SOURCE INFORMATION
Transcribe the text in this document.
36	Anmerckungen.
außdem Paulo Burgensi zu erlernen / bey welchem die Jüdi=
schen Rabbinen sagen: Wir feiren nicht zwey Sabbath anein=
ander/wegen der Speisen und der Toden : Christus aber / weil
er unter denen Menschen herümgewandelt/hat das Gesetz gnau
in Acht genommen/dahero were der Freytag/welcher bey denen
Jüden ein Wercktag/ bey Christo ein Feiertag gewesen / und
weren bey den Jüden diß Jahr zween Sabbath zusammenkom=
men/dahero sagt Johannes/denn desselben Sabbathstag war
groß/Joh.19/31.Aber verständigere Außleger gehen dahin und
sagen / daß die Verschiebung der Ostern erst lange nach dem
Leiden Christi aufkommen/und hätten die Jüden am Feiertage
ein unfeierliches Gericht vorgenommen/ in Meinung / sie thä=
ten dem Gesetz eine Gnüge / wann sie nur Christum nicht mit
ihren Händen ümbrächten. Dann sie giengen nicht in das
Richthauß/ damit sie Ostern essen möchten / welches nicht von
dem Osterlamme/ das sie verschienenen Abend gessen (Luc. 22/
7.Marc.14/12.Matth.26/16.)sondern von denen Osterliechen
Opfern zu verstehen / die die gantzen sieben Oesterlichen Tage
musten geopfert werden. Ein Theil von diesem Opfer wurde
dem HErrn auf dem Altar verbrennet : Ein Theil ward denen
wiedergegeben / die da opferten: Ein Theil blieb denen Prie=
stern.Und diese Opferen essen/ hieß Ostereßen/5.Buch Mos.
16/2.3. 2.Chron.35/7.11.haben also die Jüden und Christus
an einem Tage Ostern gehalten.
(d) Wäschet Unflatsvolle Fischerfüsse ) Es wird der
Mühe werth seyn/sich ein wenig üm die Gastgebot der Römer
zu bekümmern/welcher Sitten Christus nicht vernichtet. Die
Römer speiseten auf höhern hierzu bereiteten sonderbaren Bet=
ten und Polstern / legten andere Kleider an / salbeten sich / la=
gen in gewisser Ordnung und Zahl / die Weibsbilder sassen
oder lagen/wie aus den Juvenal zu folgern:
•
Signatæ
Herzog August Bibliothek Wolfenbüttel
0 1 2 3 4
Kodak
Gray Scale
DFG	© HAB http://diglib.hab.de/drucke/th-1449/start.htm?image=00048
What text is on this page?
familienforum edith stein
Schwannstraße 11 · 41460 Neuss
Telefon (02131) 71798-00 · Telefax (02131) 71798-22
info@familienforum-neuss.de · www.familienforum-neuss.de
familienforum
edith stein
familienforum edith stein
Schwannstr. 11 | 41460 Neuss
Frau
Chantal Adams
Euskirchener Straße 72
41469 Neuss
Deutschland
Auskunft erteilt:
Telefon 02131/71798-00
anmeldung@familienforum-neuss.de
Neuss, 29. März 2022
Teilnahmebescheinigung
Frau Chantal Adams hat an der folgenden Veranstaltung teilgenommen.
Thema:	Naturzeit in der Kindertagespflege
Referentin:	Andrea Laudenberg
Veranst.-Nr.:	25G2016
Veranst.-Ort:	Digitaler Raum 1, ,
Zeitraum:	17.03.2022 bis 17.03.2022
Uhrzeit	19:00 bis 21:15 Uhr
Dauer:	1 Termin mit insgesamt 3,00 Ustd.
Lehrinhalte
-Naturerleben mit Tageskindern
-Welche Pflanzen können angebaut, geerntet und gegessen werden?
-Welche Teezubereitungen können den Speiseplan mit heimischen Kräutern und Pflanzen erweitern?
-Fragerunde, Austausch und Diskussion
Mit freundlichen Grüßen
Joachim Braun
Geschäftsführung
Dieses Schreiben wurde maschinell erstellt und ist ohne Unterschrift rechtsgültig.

TRY IT
The lines to return run from the one containing "What text is on this page?" through the last line of the records above. Give them exactly and include nothing more.

ANSWER BELOW
What text is on this page?
familienforum edith stein
Schwannstraße 11 · 41460 Neuss
Telefon (02131) 71798-00 · Telefax (02131) 71798-22
info@familienforum-neuss.de · www.familienforum-neuss.de
familienforum
edith stein
familienforum edith stein
Schwannstr. 11 | 41460 Neuss
Frau
Chantal Adams
Euskirchener Straße 72
41469 Neuss
Deutschland
Auskunft erteilt:
Telefon 02131/71798-00
anmeldung@familienforum-neuss.de
Neuss, 29. März 2022
Teilnahmebescheinigung
Frau Chantal Adams hat an der folgenden Veranstaltung teilgenommen.
Thema:	Naturzeit in der Kindertagespflege
Referentin:	Andrea Laudenberg
Veranst.-Nr.:	25G2016
Veranst.-Ort:	Digitaler Raum 1, ,
Zeitraum:	17.03.2022 bis 17.03.2022
Uhrzeit	19:00 bis 21:15 Uhr
Dauer:	1 Termin mit insgesamt 3,00 Ustd.
Lehrinhalte
-Naturerleben mit Tageskindern
-Welche Pflanzen können angebaut, geerntet und gegessen werden?
-Welche Teezubereitungen können den Speiseplan mit heimischen Kräutern und Pflanzen erweitern?
-Fragerunde, Austausch und Diskussion
Mit freundlichen Grüßen
Joachim Braun
Geschäftsführung
Dieses Schreiben wurde maschinell erstellt und ist ohne Unterschrift rechtsgültig.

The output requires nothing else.